PROBLEM TO WORK ON: Extract all lines in the data that contain the word "century".

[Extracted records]
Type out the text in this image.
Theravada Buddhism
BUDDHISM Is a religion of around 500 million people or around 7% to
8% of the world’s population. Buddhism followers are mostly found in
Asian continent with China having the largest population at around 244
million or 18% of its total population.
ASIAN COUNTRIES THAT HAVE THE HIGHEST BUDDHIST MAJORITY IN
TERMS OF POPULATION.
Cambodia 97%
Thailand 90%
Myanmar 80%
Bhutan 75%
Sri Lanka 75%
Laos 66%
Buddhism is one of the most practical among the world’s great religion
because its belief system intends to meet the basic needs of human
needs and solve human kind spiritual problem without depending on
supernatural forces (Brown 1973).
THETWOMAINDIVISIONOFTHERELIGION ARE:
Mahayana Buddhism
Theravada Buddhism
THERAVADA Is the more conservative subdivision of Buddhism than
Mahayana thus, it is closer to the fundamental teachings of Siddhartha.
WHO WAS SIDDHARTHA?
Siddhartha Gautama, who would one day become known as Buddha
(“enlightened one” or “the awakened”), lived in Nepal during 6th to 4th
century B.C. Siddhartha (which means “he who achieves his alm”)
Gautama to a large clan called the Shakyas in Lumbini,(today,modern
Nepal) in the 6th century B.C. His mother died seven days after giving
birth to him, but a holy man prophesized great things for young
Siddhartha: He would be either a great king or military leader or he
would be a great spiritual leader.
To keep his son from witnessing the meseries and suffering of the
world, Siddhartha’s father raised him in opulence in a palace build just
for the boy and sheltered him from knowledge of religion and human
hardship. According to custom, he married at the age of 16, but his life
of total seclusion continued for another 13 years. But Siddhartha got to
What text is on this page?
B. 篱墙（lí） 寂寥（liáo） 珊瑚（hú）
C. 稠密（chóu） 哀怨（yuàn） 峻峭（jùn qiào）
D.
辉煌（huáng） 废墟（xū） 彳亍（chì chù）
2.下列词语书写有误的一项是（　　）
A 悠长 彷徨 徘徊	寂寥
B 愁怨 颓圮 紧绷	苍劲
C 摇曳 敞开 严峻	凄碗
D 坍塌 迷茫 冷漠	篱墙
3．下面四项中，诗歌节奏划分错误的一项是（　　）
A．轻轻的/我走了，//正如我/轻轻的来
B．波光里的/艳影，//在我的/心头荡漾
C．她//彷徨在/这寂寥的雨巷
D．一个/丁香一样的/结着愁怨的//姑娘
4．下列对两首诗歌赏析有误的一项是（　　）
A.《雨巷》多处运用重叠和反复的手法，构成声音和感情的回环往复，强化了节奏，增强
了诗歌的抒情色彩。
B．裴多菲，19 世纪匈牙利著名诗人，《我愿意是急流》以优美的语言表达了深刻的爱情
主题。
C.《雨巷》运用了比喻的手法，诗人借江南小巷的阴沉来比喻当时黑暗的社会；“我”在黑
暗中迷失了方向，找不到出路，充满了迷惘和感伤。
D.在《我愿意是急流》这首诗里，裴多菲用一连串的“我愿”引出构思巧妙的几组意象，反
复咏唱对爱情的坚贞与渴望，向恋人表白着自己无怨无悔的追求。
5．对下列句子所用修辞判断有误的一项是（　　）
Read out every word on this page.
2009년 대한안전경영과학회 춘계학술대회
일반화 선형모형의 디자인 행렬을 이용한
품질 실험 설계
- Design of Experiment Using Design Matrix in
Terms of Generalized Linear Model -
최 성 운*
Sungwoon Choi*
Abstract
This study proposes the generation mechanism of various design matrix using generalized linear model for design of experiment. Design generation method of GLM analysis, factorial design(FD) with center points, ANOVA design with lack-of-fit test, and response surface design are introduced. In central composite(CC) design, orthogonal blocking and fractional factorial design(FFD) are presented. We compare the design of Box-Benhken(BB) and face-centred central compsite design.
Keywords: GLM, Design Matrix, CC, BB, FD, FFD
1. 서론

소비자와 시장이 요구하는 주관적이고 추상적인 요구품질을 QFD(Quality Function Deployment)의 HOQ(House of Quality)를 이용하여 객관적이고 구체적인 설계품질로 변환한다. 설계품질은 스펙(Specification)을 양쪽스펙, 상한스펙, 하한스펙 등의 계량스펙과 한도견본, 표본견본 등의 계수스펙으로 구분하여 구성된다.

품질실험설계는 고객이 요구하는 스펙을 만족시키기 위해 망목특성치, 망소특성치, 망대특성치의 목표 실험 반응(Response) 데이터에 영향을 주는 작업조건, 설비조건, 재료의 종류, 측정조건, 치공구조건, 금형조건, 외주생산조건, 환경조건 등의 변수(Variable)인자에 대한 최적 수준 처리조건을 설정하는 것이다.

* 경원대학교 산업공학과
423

ANSWER TO THE PROBLEM:
century B.C. Siddhartha (which means “he who achieves his alm”)
Nepal) in the 6th century B.C. His mother died seven days after giving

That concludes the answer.